Task brief -> Locate and copy each line in the data that contains the word "follows".
+-------+
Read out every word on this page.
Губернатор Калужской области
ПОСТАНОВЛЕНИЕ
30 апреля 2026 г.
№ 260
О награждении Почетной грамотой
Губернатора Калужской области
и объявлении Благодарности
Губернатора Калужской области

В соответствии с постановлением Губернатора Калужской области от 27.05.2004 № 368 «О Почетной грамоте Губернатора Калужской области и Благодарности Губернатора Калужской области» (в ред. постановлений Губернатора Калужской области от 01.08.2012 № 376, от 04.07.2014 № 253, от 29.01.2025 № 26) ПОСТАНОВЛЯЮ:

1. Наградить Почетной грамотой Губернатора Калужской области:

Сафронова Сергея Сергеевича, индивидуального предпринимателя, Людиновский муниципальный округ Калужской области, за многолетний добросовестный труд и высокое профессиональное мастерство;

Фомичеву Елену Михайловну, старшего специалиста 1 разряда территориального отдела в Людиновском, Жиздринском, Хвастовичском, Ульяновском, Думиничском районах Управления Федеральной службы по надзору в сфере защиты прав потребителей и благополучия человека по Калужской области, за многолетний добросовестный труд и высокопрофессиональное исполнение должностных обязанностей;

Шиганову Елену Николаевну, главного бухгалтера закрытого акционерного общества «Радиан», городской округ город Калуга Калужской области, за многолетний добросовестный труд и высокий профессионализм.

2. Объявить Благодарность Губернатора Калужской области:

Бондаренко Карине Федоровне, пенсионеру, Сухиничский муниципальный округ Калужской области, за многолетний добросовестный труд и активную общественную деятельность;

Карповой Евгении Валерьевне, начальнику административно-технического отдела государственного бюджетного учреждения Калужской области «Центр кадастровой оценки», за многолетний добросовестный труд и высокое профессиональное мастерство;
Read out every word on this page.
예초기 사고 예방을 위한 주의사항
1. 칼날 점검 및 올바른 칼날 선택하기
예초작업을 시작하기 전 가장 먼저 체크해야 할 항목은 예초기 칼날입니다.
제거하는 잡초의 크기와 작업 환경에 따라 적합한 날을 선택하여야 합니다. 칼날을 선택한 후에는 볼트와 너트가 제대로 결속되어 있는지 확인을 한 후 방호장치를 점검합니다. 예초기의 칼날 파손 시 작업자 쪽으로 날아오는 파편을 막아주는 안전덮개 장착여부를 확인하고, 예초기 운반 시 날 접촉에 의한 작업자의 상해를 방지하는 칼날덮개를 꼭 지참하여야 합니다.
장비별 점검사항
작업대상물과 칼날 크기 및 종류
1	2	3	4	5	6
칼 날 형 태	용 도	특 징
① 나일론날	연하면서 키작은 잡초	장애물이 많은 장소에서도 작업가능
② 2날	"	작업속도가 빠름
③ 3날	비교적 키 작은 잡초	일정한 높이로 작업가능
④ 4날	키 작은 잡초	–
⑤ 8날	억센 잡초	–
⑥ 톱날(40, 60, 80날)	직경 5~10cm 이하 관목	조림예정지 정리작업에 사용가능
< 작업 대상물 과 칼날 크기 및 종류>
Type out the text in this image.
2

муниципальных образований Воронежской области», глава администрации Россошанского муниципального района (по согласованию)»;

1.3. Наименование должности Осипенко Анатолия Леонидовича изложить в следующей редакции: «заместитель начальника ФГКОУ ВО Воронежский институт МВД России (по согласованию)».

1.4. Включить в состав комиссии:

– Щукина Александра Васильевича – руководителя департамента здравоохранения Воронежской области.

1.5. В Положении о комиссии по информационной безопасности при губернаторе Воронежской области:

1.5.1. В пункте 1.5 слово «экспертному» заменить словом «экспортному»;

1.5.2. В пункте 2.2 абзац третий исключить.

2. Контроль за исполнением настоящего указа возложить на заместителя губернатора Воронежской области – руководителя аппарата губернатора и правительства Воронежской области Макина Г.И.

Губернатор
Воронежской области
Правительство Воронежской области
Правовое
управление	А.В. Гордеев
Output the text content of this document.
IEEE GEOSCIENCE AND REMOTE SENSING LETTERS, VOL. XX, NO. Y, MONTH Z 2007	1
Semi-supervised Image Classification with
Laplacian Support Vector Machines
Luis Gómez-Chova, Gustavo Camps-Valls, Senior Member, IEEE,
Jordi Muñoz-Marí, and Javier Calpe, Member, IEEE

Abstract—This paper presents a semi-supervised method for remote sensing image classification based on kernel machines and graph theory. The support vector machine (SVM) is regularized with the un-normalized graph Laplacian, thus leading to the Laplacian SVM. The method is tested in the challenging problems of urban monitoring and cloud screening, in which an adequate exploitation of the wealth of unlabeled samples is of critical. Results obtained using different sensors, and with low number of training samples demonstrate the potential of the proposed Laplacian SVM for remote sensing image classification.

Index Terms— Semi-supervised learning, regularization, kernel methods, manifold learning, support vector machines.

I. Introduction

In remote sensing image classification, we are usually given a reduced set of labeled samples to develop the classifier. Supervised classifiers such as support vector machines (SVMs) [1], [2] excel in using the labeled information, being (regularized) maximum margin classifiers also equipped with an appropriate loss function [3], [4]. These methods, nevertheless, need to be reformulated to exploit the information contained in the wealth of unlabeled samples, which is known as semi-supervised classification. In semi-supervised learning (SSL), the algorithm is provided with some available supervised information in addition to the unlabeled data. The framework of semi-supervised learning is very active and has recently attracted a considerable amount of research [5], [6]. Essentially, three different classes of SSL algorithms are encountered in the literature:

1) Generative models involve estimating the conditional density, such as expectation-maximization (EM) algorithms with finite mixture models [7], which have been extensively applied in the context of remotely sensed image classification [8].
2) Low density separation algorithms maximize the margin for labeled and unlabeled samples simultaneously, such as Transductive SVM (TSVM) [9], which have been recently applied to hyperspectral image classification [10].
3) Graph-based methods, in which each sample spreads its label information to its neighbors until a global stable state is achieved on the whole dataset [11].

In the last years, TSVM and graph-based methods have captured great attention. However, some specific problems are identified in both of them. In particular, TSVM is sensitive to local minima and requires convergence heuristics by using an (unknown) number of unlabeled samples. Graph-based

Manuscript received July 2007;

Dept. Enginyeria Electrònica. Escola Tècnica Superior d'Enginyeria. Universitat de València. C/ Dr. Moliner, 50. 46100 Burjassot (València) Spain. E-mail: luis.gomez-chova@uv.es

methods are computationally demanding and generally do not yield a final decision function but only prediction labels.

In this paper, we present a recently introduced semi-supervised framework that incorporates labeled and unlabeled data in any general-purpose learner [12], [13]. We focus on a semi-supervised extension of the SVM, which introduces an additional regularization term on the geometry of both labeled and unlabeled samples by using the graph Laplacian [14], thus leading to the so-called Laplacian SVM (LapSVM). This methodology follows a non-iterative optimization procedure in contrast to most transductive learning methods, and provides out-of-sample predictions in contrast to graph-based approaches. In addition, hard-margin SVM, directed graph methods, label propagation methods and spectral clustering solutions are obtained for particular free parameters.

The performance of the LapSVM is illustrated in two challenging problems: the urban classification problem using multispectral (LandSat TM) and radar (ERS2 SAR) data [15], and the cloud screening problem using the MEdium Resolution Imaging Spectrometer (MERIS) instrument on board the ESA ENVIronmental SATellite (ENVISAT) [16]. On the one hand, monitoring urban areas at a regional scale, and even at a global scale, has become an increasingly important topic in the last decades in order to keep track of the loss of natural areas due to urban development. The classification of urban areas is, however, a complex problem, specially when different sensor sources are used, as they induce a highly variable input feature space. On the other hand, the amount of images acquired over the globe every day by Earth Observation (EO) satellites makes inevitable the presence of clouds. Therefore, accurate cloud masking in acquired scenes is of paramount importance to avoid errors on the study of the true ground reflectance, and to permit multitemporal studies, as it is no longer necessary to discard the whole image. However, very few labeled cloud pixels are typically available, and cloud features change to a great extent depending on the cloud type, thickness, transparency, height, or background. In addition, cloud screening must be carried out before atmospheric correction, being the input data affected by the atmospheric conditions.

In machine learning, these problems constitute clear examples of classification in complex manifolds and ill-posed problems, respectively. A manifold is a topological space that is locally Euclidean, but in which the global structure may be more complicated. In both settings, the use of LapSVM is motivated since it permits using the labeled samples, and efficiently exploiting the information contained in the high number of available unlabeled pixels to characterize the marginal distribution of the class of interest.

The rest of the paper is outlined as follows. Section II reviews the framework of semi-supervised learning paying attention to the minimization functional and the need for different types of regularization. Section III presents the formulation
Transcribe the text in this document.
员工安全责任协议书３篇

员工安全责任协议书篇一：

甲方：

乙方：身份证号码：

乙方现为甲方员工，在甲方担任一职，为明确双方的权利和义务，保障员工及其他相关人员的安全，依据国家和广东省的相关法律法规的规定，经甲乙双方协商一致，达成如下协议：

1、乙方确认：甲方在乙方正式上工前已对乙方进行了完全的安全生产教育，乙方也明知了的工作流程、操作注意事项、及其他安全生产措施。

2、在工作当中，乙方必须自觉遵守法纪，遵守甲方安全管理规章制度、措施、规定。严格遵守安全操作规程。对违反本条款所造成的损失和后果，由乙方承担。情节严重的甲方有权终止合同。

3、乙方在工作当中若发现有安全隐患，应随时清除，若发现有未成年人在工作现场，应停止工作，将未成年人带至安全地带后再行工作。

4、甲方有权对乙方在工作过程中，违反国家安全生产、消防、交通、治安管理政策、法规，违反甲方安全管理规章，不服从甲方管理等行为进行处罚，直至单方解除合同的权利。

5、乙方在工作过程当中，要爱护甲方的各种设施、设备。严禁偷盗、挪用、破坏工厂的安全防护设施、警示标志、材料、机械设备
+-------+
Answer to the problem ->
In this paper, we present a recently introduced semi-supervised framework that incorporates labeled and unlabeled data in any general-purpose learner [12], [13]. We focus on a semi-supervised extension of the SVM, which introduces an additional regularization term on the geometry of both labeled and unlabeled samples by using the graph Laplacian [14], thus leading to the so-called Laplacian SVM (LapSVM). This methodology follows a non-iterative optimization procedure in contrast to most transductive learning methods, and provides out-of-sample predictions in contrast to graph-based approaches. In addition, hard-margin SVM, directed graph methods, label propagation methods and spectral clustering solutions are obtained for particular free parameters.
The rest of the paper is outlined as follows. Section II reviews the framework of semi-supervised learning paying attention to the minimization functional and the need for different types of regularization. Section III presents the formulation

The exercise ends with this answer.